- **TASK PROMPT**: Determine which lines contain the word "Membangun", then copy those lines.

|---|

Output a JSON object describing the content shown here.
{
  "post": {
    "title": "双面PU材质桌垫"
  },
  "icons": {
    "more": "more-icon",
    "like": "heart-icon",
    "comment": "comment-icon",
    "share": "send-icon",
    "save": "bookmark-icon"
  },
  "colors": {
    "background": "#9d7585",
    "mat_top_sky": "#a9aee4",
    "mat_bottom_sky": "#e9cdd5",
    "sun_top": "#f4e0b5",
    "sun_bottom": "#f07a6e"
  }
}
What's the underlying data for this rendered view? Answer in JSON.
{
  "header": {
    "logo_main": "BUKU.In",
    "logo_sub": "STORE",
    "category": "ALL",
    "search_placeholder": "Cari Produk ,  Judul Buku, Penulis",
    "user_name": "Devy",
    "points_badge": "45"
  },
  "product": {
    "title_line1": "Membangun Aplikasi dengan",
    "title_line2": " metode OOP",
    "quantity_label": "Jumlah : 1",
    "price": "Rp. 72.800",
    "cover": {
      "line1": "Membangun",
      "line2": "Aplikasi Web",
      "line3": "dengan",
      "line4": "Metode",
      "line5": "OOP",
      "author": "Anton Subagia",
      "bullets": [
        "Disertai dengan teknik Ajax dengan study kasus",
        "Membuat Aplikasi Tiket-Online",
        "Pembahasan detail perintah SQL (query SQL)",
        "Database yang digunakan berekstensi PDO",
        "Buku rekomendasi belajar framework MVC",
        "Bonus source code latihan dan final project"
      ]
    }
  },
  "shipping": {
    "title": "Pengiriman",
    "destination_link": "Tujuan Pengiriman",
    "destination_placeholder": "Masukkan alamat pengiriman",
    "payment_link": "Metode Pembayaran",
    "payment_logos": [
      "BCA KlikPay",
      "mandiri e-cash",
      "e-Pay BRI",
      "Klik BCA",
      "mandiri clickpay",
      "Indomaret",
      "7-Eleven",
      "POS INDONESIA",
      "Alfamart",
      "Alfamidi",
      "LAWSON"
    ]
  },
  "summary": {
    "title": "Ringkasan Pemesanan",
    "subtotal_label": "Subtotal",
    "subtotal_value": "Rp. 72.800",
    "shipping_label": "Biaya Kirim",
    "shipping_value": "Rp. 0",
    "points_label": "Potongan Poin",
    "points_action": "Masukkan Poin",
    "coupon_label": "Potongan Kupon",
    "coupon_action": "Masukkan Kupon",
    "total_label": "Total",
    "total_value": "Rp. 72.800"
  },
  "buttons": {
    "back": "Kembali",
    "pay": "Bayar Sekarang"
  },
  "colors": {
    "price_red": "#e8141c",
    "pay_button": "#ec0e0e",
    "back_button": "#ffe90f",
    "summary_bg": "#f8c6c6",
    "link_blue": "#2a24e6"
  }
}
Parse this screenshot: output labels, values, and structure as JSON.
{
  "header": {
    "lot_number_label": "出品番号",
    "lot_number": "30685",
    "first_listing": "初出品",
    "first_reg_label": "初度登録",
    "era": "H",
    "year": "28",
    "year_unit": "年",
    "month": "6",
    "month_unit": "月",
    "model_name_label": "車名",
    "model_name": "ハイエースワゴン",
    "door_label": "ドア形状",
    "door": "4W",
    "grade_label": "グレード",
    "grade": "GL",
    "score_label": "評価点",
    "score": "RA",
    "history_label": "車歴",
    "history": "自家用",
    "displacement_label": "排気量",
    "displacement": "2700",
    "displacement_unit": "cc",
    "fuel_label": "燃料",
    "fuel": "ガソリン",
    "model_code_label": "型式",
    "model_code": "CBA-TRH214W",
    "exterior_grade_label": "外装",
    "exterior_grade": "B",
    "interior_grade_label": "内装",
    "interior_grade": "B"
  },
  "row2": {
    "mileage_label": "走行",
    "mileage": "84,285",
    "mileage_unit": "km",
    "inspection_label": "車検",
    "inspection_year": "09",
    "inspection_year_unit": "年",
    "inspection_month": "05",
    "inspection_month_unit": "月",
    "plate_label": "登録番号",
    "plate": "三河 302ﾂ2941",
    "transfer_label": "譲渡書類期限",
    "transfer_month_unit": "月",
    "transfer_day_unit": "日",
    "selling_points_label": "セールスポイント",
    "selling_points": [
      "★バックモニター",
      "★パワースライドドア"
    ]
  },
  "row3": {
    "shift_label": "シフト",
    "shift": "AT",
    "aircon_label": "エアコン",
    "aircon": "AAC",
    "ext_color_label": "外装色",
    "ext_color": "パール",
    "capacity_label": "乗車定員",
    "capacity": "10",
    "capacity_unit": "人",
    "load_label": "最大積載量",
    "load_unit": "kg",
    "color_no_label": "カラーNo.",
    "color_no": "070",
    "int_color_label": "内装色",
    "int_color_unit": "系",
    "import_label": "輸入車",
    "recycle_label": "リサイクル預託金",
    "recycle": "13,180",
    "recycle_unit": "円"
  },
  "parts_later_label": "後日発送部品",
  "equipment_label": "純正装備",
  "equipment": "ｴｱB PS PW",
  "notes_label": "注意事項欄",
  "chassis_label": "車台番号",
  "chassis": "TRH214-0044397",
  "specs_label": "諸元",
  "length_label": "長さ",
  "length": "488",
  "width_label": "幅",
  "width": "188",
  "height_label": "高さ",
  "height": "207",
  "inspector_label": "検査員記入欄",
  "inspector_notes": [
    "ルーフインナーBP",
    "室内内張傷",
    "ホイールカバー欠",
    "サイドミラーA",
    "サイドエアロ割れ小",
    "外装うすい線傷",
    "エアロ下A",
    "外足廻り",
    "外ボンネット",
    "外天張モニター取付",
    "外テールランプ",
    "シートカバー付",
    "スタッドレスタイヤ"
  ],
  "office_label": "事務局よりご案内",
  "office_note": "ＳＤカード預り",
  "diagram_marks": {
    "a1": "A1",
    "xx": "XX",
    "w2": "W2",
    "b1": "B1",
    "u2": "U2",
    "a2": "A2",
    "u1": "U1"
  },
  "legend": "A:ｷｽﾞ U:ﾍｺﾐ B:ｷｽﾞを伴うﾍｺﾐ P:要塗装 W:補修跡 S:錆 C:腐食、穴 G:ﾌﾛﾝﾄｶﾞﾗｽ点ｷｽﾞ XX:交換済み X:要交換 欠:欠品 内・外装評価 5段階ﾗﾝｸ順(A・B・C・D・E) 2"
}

|---|

- **REPLY**:
    "title_line1": "Membangun Aplikasi dengan",
      "line1": "Membangun",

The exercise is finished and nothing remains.